**TASK GOAL**
Scan the data that follows and count the lines with the string "this"; answer with the count alone.

[Dataset rows]

────────

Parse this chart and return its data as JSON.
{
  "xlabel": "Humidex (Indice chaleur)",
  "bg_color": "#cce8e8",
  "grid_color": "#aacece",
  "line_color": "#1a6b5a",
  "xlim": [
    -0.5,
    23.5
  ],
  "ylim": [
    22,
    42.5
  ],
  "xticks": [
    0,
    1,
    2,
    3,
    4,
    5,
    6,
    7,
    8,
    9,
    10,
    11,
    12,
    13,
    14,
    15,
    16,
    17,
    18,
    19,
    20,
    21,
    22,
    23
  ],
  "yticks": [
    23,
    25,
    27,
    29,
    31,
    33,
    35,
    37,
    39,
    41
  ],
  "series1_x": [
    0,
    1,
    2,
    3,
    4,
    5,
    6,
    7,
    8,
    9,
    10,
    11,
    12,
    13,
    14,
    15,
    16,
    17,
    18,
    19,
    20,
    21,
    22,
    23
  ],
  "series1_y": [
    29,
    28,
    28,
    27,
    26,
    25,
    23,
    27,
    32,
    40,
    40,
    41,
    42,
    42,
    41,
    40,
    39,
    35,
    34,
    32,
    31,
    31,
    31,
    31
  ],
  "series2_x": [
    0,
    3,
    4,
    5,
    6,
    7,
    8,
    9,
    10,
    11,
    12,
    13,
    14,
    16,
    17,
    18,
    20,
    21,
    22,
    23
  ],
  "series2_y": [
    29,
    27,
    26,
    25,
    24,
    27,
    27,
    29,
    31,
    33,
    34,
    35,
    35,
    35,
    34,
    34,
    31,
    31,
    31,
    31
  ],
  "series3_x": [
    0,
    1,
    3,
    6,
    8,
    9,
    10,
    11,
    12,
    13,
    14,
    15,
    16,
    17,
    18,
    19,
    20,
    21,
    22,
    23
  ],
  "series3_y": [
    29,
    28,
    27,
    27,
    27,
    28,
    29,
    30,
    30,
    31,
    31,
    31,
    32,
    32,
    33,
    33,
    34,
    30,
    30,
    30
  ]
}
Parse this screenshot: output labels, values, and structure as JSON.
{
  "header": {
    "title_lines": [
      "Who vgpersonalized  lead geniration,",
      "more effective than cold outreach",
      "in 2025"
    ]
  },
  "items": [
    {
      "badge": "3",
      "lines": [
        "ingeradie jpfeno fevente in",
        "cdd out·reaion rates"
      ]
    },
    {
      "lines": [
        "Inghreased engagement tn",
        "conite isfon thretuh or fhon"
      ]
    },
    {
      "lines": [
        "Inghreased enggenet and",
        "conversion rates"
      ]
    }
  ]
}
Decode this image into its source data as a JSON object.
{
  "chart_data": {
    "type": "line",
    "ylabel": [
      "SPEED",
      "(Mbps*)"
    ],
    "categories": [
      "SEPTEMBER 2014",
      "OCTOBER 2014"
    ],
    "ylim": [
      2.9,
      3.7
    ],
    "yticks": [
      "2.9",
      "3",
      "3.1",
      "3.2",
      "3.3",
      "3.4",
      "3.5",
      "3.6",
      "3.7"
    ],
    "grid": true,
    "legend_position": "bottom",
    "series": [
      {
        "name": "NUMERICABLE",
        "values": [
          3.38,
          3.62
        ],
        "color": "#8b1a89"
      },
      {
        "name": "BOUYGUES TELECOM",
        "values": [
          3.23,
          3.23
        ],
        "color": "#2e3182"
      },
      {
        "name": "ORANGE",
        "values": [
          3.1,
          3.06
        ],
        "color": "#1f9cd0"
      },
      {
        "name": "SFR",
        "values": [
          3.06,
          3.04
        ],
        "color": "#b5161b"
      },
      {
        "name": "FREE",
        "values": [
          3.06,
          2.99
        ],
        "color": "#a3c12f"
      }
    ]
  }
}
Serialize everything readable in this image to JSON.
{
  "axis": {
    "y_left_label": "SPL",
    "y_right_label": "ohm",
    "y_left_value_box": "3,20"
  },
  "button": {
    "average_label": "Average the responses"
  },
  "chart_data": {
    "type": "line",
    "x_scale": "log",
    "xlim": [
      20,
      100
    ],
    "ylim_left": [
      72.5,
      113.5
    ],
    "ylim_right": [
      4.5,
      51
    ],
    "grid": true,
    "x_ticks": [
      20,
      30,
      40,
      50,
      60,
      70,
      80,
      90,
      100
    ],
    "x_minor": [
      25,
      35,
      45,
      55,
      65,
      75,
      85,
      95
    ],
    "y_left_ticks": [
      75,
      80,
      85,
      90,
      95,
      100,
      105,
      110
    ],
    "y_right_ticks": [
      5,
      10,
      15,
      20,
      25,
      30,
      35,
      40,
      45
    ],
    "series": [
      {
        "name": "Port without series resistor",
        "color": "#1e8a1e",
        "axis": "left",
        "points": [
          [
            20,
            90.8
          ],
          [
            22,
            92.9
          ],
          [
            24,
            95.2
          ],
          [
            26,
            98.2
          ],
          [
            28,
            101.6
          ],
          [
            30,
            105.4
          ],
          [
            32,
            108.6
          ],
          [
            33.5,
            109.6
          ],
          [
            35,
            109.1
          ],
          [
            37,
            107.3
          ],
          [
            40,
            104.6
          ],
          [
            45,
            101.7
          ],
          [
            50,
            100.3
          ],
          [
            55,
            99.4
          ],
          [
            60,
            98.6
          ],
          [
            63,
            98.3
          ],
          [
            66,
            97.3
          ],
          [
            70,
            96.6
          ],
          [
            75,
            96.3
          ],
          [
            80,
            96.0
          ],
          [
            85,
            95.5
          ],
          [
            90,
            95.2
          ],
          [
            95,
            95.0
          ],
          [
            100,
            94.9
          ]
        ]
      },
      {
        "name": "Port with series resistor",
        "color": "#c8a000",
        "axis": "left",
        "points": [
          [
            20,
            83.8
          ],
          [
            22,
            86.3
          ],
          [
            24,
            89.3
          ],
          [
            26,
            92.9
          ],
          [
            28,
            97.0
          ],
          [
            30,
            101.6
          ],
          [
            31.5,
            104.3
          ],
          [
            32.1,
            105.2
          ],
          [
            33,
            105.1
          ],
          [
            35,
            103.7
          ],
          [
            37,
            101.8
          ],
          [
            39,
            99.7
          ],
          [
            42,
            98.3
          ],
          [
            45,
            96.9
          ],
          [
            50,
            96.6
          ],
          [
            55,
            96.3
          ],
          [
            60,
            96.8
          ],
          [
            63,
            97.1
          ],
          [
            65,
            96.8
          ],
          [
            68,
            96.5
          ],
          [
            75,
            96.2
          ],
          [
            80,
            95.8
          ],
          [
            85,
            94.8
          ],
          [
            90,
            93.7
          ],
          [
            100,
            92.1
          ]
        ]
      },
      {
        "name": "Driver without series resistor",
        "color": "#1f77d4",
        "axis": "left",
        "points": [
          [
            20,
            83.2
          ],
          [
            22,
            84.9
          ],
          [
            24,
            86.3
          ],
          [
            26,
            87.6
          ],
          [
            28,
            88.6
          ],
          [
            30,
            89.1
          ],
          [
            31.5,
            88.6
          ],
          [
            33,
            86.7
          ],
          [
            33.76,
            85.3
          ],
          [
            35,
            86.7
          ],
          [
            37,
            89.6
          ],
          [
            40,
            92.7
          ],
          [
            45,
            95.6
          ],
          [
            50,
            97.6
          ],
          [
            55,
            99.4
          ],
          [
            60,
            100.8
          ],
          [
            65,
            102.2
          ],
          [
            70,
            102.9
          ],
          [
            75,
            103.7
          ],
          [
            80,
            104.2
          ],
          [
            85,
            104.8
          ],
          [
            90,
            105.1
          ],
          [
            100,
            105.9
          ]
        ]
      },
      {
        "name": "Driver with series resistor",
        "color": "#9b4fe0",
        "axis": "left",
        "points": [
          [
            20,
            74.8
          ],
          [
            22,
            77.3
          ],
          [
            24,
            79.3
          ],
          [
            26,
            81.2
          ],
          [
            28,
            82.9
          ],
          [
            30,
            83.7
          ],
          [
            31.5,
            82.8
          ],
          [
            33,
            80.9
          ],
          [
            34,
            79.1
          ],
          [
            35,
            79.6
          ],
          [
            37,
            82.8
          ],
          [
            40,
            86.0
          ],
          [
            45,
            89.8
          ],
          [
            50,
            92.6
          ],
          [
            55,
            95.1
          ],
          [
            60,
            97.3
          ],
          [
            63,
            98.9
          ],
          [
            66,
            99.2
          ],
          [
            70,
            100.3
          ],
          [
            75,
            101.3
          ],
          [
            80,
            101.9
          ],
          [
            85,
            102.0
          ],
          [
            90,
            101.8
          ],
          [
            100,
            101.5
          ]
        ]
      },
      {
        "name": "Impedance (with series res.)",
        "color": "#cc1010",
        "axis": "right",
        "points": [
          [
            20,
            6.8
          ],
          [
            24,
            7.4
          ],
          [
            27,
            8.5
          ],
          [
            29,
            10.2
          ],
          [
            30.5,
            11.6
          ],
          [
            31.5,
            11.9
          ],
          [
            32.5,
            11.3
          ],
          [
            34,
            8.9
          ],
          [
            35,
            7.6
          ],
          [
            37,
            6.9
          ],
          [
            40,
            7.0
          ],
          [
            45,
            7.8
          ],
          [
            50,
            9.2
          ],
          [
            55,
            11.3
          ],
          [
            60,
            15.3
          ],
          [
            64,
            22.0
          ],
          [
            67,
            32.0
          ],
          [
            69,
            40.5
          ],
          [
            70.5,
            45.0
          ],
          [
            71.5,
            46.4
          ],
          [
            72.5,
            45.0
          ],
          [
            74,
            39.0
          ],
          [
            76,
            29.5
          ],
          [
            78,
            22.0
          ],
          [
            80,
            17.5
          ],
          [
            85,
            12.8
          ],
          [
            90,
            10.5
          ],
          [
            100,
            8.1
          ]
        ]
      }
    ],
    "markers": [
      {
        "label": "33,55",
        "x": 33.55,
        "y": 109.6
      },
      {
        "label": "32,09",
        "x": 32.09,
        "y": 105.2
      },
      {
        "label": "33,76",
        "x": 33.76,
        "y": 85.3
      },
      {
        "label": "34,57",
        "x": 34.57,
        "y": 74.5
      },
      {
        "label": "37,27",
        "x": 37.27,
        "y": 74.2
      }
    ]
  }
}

────────

**FULL SOLUTION**
4